Pull every line with the word "color" out of the entries below.

» **Material for this exercise**:
- - -

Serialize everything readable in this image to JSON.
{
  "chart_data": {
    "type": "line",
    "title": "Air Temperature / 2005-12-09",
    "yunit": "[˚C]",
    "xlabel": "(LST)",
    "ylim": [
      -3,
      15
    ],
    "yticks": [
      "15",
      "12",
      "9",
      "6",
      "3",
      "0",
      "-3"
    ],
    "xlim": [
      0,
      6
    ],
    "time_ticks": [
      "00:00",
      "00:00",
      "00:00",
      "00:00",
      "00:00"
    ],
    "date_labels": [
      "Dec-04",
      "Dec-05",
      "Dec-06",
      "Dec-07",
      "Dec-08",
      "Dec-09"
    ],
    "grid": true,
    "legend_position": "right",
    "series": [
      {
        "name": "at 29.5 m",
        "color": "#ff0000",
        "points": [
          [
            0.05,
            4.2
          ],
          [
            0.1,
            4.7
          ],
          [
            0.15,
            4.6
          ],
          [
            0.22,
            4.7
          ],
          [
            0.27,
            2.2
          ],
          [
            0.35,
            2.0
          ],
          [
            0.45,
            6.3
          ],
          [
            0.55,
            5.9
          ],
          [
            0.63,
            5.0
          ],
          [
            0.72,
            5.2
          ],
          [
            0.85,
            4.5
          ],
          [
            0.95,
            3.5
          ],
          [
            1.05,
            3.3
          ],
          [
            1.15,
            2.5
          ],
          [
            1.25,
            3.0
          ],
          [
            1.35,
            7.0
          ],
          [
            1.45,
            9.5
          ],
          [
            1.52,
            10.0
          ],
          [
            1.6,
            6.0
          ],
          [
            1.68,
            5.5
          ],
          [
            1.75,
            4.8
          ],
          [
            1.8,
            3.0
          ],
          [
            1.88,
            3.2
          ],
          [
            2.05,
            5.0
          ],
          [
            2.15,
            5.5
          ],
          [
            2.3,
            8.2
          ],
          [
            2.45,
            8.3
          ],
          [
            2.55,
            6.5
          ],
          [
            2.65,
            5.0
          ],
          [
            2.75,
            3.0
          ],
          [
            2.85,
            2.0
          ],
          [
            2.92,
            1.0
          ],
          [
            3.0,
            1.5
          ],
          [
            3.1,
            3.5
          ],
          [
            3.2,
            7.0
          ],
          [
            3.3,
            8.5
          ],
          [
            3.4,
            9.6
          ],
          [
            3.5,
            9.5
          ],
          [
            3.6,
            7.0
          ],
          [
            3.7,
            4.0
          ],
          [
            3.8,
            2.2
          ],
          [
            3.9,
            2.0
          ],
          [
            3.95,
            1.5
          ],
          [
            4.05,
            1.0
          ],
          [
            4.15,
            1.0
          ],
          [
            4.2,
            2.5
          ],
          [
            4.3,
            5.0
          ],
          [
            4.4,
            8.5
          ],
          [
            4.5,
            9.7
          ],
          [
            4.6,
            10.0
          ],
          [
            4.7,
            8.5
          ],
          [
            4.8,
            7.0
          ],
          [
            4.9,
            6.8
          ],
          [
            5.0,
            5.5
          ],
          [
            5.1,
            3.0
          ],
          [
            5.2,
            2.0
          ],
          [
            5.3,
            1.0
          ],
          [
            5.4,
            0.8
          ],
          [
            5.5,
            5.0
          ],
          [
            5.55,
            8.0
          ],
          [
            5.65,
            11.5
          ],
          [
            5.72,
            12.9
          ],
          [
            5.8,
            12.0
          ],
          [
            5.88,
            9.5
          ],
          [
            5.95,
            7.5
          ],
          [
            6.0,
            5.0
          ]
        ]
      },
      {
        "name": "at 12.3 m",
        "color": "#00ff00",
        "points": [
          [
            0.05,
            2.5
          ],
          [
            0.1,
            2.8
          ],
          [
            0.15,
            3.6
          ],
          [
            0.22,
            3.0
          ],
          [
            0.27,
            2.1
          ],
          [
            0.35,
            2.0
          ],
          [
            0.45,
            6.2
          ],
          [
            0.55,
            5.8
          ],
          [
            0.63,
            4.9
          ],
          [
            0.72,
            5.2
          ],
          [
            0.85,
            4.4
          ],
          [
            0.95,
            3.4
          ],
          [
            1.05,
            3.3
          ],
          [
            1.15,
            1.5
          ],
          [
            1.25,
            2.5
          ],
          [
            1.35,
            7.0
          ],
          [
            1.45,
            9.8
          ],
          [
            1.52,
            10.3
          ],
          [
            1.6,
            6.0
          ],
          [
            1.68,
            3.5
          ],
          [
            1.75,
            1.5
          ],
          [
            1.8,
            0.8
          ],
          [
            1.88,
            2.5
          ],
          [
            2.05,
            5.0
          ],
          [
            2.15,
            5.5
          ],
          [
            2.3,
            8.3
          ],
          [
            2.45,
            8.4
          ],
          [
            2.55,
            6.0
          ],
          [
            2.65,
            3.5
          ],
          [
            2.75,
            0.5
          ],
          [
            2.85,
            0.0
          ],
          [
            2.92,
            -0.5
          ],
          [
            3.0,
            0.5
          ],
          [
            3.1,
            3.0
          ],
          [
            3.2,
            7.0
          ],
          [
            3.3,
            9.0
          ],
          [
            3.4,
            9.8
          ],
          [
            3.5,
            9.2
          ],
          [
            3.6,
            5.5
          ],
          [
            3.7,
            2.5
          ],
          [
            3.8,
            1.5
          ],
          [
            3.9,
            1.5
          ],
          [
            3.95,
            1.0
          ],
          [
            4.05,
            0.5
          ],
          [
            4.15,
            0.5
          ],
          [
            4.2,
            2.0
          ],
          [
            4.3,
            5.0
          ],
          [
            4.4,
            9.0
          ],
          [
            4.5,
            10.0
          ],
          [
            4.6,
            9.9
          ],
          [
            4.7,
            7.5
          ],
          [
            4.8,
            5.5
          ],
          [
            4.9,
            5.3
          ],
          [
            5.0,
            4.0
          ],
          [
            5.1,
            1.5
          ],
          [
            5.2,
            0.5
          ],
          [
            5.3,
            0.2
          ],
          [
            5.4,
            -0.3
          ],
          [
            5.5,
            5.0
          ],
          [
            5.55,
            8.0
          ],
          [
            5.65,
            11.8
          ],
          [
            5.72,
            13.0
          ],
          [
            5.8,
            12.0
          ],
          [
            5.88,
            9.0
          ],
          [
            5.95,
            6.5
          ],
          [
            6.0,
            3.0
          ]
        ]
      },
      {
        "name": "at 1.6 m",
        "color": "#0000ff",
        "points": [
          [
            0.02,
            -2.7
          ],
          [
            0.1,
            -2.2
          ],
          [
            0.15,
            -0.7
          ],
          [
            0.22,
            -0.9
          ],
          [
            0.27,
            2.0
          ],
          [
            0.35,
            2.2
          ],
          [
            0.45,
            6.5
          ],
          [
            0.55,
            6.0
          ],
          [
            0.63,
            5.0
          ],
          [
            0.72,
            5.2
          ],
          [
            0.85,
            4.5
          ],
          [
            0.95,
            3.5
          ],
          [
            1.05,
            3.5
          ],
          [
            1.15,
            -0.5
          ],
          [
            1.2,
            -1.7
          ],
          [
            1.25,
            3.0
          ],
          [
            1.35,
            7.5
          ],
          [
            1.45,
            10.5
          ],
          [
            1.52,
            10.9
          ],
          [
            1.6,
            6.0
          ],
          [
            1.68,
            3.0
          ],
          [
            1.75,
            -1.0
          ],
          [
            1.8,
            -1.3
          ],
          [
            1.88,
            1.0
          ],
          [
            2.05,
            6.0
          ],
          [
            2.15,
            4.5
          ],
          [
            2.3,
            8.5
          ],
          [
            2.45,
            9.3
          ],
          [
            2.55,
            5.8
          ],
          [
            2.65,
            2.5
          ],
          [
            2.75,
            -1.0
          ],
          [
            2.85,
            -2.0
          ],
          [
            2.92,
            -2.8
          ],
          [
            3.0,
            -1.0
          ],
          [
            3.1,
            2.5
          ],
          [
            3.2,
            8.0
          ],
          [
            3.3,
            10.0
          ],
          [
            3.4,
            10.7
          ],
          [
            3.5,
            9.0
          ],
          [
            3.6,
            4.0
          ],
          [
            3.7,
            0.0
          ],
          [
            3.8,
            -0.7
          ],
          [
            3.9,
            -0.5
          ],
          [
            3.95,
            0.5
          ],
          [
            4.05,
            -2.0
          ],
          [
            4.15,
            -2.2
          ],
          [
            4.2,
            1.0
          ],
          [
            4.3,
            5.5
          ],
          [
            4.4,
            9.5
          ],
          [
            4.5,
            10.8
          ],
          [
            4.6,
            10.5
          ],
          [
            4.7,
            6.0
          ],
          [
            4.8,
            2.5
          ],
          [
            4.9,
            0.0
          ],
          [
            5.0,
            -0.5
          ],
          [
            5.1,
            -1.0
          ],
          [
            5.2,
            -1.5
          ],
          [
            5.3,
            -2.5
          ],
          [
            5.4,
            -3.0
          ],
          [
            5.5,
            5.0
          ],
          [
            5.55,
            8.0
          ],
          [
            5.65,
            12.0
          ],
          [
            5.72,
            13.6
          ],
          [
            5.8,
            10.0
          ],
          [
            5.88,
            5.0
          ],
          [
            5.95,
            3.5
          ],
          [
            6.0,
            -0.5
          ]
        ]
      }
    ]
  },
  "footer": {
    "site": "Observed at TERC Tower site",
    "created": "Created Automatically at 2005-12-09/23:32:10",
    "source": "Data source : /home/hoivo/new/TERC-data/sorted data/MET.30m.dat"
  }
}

- - -

» **Output of the exercise**:
        "color": "#ff0000",
        "color": "#00ff00",
        "color": "#0000ff",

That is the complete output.